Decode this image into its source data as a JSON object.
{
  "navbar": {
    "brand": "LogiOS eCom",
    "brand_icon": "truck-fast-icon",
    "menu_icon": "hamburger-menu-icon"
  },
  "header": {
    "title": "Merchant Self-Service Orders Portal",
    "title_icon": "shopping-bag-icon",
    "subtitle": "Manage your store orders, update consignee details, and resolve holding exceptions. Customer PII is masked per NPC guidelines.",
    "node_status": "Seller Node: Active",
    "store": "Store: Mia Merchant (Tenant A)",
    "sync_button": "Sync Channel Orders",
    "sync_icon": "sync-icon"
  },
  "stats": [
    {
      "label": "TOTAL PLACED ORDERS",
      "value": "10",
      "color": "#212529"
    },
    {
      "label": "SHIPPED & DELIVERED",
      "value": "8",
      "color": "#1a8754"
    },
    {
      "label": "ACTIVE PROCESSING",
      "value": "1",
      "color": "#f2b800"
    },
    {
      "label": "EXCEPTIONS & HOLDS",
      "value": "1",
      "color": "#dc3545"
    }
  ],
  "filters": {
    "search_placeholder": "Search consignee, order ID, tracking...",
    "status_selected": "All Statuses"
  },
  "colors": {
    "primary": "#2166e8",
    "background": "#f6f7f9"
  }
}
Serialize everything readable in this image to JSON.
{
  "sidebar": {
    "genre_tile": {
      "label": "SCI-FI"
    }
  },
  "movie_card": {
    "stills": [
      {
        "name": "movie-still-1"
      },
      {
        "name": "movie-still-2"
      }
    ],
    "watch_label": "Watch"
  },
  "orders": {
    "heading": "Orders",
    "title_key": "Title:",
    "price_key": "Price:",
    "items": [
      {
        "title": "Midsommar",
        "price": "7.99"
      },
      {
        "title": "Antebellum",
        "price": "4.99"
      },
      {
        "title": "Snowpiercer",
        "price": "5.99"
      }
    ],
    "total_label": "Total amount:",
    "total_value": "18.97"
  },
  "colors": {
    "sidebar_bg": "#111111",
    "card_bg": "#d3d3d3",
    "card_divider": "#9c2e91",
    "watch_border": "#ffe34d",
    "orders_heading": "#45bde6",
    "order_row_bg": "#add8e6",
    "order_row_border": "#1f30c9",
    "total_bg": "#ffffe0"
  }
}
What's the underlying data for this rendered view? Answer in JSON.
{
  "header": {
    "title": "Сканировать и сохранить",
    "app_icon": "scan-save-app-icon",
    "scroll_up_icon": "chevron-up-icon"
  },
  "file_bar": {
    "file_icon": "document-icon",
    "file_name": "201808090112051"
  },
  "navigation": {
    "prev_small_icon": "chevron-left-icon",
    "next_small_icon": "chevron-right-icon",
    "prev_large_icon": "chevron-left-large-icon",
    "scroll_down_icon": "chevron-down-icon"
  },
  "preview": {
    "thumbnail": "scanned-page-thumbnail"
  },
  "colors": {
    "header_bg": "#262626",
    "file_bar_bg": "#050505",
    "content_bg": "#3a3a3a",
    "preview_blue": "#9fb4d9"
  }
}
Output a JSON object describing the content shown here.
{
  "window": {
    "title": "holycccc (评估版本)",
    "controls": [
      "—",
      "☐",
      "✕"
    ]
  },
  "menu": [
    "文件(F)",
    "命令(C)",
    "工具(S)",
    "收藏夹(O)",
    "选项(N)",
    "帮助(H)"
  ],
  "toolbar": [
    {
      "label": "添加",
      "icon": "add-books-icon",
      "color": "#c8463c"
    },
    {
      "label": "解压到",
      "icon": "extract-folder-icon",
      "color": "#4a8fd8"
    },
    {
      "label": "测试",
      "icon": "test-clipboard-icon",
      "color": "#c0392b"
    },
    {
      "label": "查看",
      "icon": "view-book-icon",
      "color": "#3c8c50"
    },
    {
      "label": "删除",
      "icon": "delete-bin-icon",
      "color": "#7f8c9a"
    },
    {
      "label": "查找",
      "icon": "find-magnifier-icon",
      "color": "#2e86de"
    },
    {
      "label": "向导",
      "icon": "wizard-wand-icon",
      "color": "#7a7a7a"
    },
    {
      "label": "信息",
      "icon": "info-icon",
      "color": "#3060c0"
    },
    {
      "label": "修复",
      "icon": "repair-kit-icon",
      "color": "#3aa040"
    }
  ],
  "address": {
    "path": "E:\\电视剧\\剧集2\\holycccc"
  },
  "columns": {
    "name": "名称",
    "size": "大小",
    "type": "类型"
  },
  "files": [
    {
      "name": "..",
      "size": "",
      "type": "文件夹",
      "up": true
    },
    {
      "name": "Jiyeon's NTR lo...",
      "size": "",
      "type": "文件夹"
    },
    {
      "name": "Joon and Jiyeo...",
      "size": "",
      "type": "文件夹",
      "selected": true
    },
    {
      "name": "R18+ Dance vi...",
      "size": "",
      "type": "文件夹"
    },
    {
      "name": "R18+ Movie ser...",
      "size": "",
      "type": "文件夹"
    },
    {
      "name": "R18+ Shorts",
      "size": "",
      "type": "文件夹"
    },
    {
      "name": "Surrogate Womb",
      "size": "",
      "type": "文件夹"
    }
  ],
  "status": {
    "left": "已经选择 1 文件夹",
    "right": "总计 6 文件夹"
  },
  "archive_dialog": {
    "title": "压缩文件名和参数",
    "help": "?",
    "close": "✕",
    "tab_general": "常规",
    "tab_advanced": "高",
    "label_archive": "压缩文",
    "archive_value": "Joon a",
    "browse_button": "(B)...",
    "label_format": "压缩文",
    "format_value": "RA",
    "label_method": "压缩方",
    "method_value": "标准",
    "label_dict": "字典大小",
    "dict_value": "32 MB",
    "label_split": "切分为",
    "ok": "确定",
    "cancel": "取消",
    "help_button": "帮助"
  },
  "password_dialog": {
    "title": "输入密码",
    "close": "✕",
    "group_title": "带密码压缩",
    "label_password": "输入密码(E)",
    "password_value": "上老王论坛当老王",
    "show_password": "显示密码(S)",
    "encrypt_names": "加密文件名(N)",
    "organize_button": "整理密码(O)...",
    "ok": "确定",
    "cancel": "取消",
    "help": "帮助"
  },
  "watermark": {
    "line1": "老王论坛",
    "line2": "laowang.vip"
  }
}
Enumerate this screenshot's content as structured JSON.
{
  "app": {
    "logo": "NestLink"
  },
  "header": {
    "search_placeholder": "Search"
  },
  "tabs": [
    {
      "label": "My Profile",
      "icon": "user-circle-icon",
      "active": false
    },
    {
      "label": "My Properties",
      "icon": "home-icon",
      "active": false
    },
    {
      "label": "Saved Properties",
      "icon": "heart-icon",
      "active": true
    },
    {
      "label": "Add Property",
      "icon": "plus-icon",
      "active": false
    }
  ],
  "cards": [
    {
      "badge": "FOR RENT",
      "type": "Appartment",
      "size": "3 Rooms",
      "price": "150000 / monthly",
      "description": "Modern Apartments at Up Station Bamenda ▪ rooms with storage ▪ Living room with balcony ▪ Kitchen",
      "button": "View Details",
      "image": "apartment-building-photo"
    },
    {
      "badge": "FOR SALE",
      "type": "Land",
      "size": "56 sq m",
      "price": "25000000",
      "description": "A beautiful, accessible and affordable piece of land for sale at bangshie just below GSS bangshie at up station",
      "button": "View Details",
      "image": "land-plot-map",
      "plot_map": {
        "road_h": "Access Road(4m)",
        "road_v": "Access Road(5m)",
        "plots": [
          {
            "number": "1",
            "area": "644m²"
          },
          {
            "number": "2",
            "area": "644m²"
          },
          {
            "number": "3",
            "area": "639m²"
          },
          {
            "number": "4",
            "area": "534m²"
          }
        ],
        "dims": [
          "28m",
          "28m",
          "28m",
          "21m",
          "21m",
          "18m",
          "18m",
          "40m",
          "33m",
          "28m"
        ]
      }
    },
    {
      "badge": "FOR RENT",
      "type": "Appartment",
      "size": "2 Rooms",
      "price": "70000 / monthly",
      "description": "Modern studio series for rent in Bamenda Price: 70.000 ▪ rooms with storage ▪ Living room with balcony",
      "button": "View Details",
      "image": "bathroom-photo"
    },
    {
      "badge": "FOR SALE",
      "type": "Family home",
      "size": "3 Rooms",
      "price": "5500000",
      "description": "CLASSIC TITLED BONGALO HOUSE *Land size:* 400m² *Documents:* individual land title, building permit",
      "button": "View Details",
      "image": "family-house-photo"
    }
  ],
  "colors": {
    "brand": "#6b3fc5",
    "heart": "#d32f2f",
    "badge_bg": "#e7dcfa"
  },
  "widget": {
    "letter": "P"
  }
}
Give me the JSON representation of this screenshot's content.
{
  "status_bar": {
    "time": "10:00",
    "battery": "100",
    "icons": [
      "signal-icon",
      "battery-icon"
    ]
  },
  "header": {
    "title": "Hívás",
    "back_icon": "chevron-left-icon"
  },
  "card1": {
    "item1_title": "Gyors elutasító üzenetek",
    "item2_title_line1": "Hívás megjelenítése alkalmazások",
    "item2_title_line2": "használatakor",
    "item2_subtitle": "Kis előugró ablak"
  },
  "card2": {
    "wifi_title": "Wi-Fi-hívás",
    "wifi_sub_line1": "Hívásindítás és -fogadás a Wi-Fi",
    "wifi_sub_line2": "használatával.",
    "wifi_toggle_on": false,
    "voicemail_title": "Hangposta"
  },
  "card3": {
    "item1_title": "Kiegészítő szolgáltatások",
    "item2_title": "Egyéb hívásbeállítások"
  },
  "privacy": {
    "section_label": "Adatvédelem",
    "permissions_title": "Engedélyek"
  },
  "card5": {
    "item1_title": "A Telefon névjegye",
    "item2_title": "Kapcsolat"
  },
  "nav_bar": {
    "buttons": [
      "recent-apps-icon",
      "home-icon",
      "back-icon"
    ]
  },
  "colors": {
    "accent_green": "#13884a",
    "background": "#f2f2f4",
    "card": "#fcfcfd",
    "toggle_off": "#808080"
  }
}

######

Work to be completed
Return all the lines that contain the string "description".

Solution for this problem
      "description": "Modern Apartments at Up Station Bamenda ▪ rooms with storage ▪ Living room with balcony ▪ Kitchen",
      "description": "A beautiful, accessible and affordable piece of land for sale at bangshie just below GSS bangshie at up station",
      "description": "Modern studio series for rent in Bamenda Price: 70.000 ▪ rooms with storage ▪ Living room with balcony",
      "description": "CLASSIC TITLED BONGALO HOUSE *Land size:* 400m² *Documents:* individual land title, building permit",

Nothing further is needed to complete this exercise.